**TASK BRIEF**
Give every entry again, word for word.

►

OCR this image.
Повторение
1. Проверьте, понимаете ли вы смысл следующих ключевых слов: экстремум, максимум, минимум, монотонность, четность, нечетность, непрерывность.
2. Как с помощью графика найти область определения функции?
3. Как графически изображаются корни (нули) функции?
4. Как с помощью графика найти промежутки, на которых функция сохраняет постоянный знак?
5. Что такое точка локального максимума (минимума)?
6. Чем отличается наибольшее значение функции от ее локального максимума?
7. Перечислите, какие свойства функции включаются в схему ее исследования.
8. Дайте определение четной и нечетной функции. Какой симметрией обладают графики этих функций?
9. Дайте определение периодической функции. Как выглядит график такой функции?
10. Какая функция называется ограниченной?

◄

**SOLUTION**
OCR this image.
Повторение
1. Проверьте, понимаете ли вы смысл следующих ключевых слов: экстремум, максимум, минимум, монотонность, четность, нечетность, непрерывность.
2. Как с помощью графика найти область определения функции?
3. Как графически изображаются корни (нули) функции?
4. Как с помощью графика найти промежутки, на которых функция сохраняет постоянный знак?
5. Что такое точка локального максимума (минимума)?
6. Чем отличается наибольшее значение функции от ее локального максимума?
7. Перечислите, какие свойства функции включаются в схему ее исследования.
8. Дайте определение четной и нечетной функции. Какой симметрией обладают графики этих функций?
9. Дайте определение периодической функции. Как выглядит график такой функции?
10. Какая функция называется ограниченной?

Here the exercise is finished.